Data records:
---*---
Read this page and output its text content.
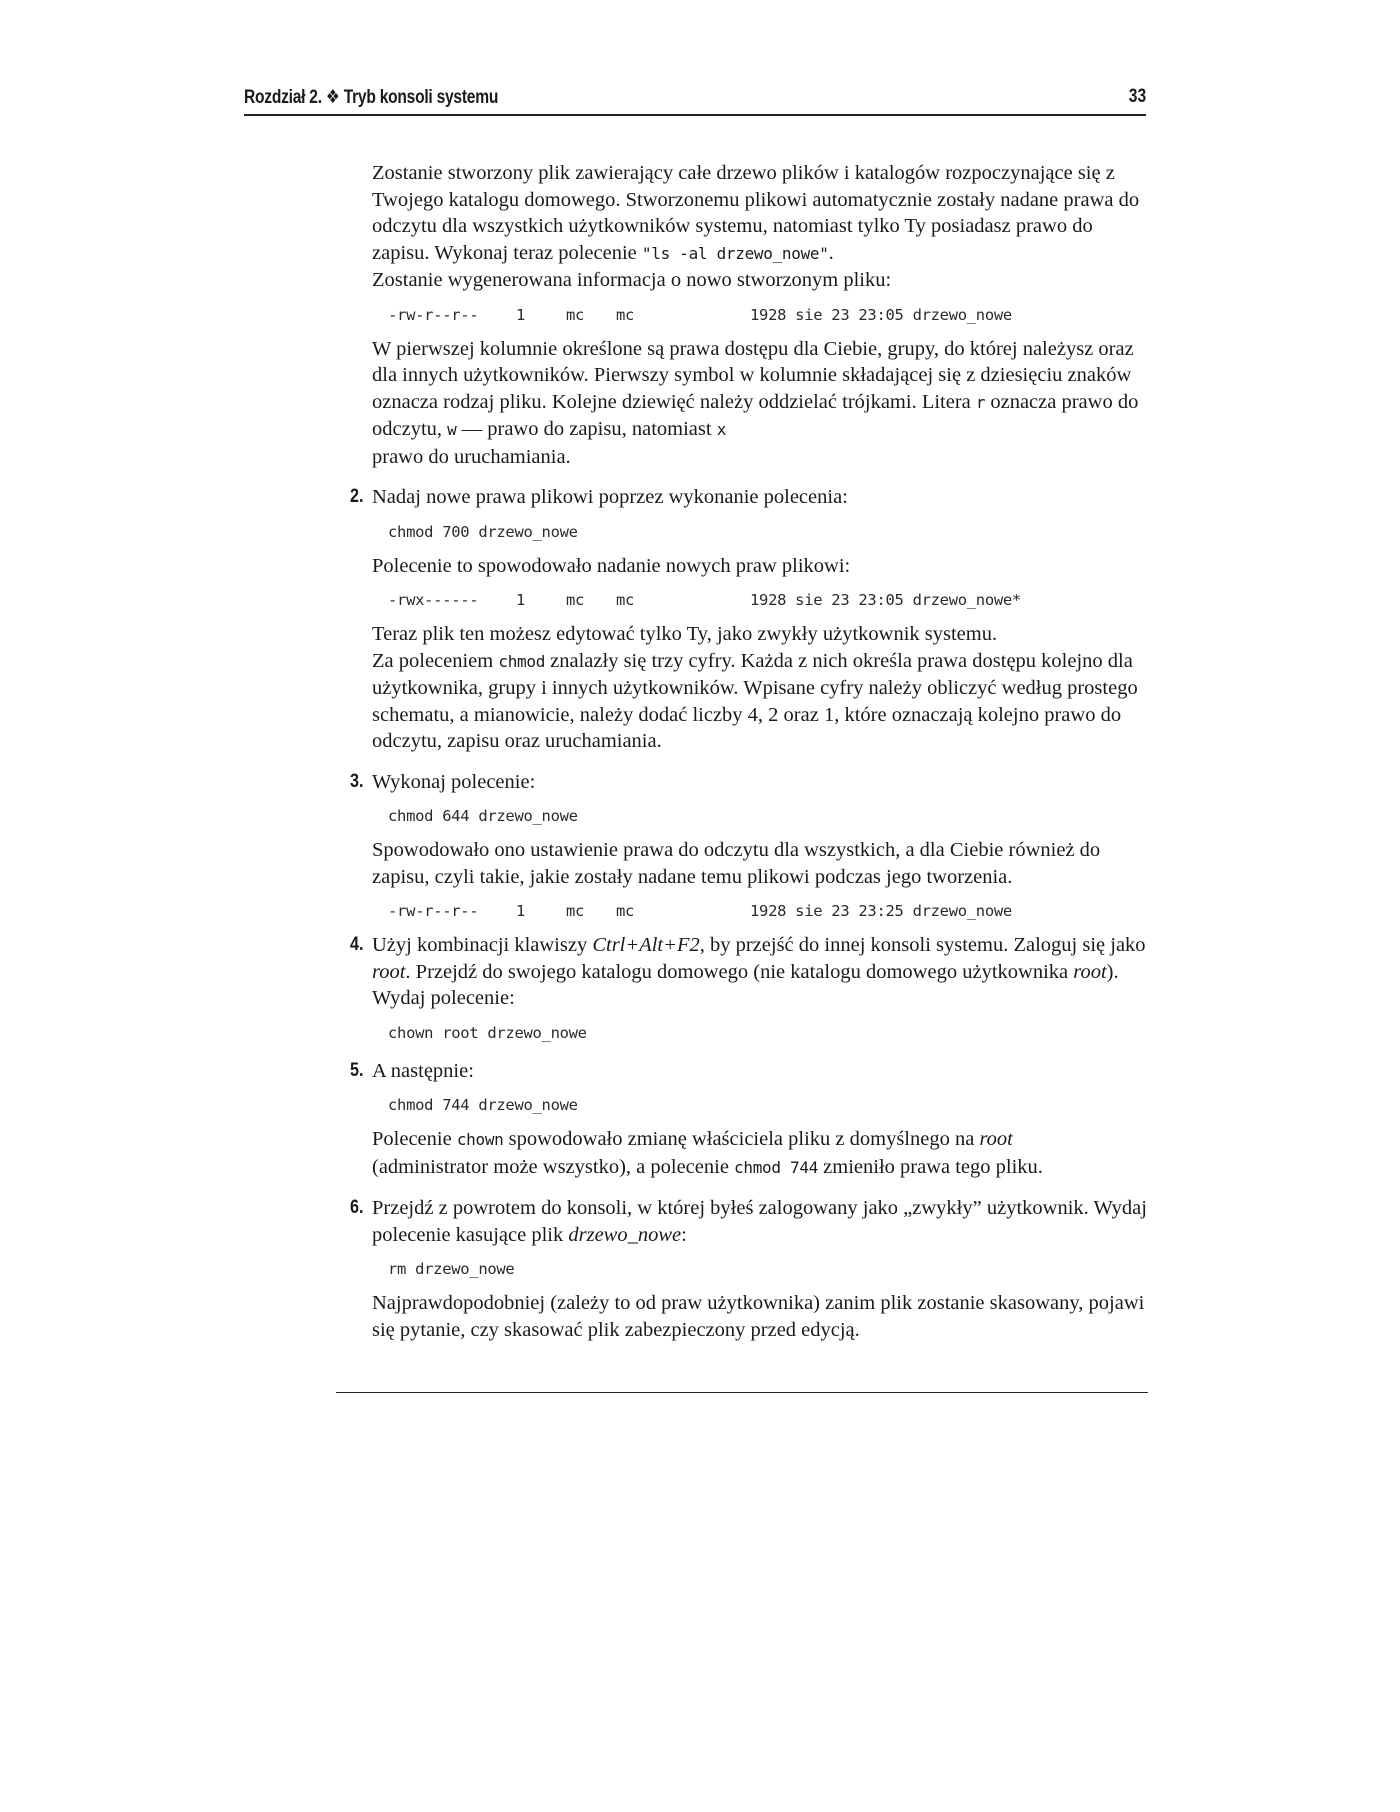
Rozdział 2. ❖ Tryb konsoli systemu	33

Zostanie stworzony plik zawierający całe drzewo plików i katalogów rozpoczynające się z Twojego katalogu domowego. Stworzonemu plikowi automatycznie zostały nadane prawa do odczytu dla wszystkich użytkowników systemu, natomiast tylko Ty posiadasz prawo do zapisu. Wykonaj teraz polecenie "ls -al drzewo_nowe".
Zostanie wygenerowana informacja o nowo stworzonym pliku:

-rw-r--r-- 1	mc mc	1928 sie 23 23:05 drzewo_nowe

W pierwszej kolumnie określone są prawa dostępu dla Ciebie, grupy, do której należysz oraz dla innych użytkowników. Pierwszy symbol w kolumnie składającej się z dziesięciu znaków oznacza rodzaj pliku. Kolejne dziewięć należy oddzielać trójkami. Litera r oznacza prawo do odczytu, w — prawo do zapisu, natomiast x
prawo do uruchamiania.

2. Nadaj nowe prawa plikowi poprzez wykonanie polecenia:

chmod 700 drzewo_nowe

Polecenie to spowodowało nadanie nowych praw plikowi:

-rwx------ 1	mc mc	1928 sie 23 23:05 drzewo_nowe*

Teraz plik ten możesz edytować tylko Ty, jako zwykły użytkownik systemu.
Za poleceniem chmod znalazły się trzy cyfry. Każda z nich określa prawa dostępu kolejno dla użytkownika, grupy i innych użytkowników. Wpisane cyfry należy obliczyć według prostego schematu, a mianowicie, należy dodać liczby 4, 2 oraz 1, które oznaczają kolejno prawo do odczytu, zapisu oraz uruchamiania.

3. Wykonaj polecenie:

chmod 644 drzewo_nowe

Spowodowało ono ustawienie prawa do odczytu dla wszystkich, a dla Ciebie również do zapisu, czyli takie, jakie zostały nadane temu plikowi podczas jego tworzenia.

-rw-r--r-- 1	mc mc	1928 sie 23 23:25 drzewo_nowe
4. Użyj kombinacji klawiszy Ctrl+Alt+F2, by przejść do innej konsoli systemu. Zaloguj się jako root. Przejdź do swojego katalogu domowego (nie katalogu domowego użytkownika root). Wydaj polecenie:

chown root drzewo_nowe
5. A następnie:

chmod 744 drzewo_nowe

Polecenie chown spowodowało zmianę właściciela pliku z domyślnego na root
(administrator może wszystko), a polecenie chmod 744 zmieniło prawa tego pliku.

6. Przejdź z powrotem do konsoli, w której byłeś zalogowany jako „zwykły” użytkownik. Wydaj polecenie kasujące plik drzewo_nowe:

rm drzewo_nowe

Najprawdopodobniej (zależy to od praw użytkownika) zanim plik zostanie skasowany, pojawi się pytanie, czy skasować plik zabezpieczony przed edycją.
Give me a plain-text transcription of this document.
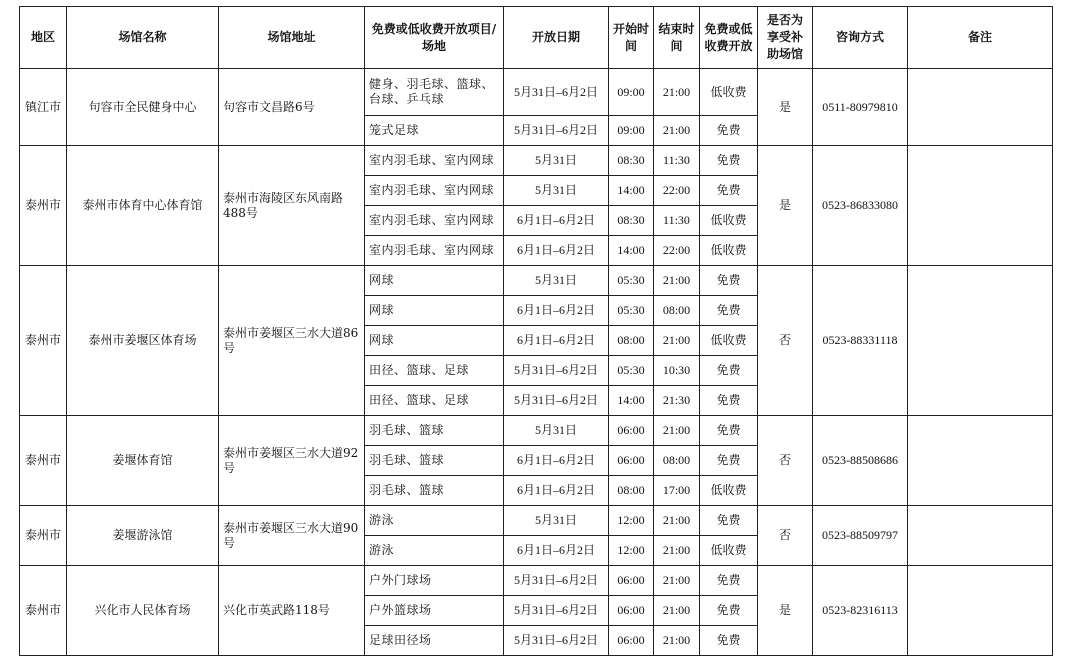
地区	场馆名称	场馆地址	免费或低收费开放项目/场地	开放日期	开始时间	结束时间	免费或低收费开放	是否为享受补助场馆	咨询方式	备注
镇江市	句容市全民健身中心	句容市文昌路6号	健身、羽毛球、篮球、台球、乒乓球	5月31日–6月2日	09:00	21:00	低收费	是	0511-80979810	
			笼式足球	5月31日–6月2日	09:00	21:00	免费			
泰州市	泰州市体育中心体育馆	泰州市海陵区东风南路488号	室内羽毛球、室内网球	5月31日	08:30	11:30	免费	是	0523-86833080	
			室内羽毛球、室内网球	5月31日	14:00	22:00	免费			
			室内羽毛球、室内网球	6月1日–6月2日	08:30	11:30	低收费			
			室内羽毛球、室内网球	6月1日–6月2日	14:00	22:00	低收费			
泰州市	泰州市姜堰区体育场	泰州市姜堰区三水大道86号	网球	5月31日	05:30	21:00	免费	否	0523-88331118	
			网球	6月1日–6月2日	05:30	08:00	免费			
			网球	6月1日–6月2日	08:00	21:00	低收费			
			田径、篮球、足球	5月31日–6月2日	05:30	10:30	免费			
			田径、篮球、足球	5月31日–6月2日	14:00	21:30	免费			
泰州市	姜堰体育馆	泰州市姜堰区三水大道92号	羽毛球、篮球	5月31日	06:00	21:00	免费	否	0523-88508686	
			羽毛球、篮球	6月1日–6月2日	06:00	08:00	免费			
			羽毛球、篮球	6月1日–6月2日	08:00	17:00	低收费			
泰州市	姜堰游泳馆	泰州市姜堰区三水大道90号	游泳	5月31日	12:00	21:00	免费	否	0523-88509797	
			游泳	6月1日–6月2日	12:00	21:00	低收费			
泰州市	兴化市人民体育场	兴化市英武路118号	户外门球场	5月31日–6月2日	06:00	21:00	免费	是	0523-82316113	
			户外篮球场	5月31日–6月2日	06:00	21:00	免费			
			足球田径场	5月31日–6月2日	06:00	21:00	免费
---*---
SET PROBLEM - Filter the data, keeping only the lines that contain "this".

WORKED SOLUTION -
Read this page and output its text content.
Give me a plain-text transcription of this document.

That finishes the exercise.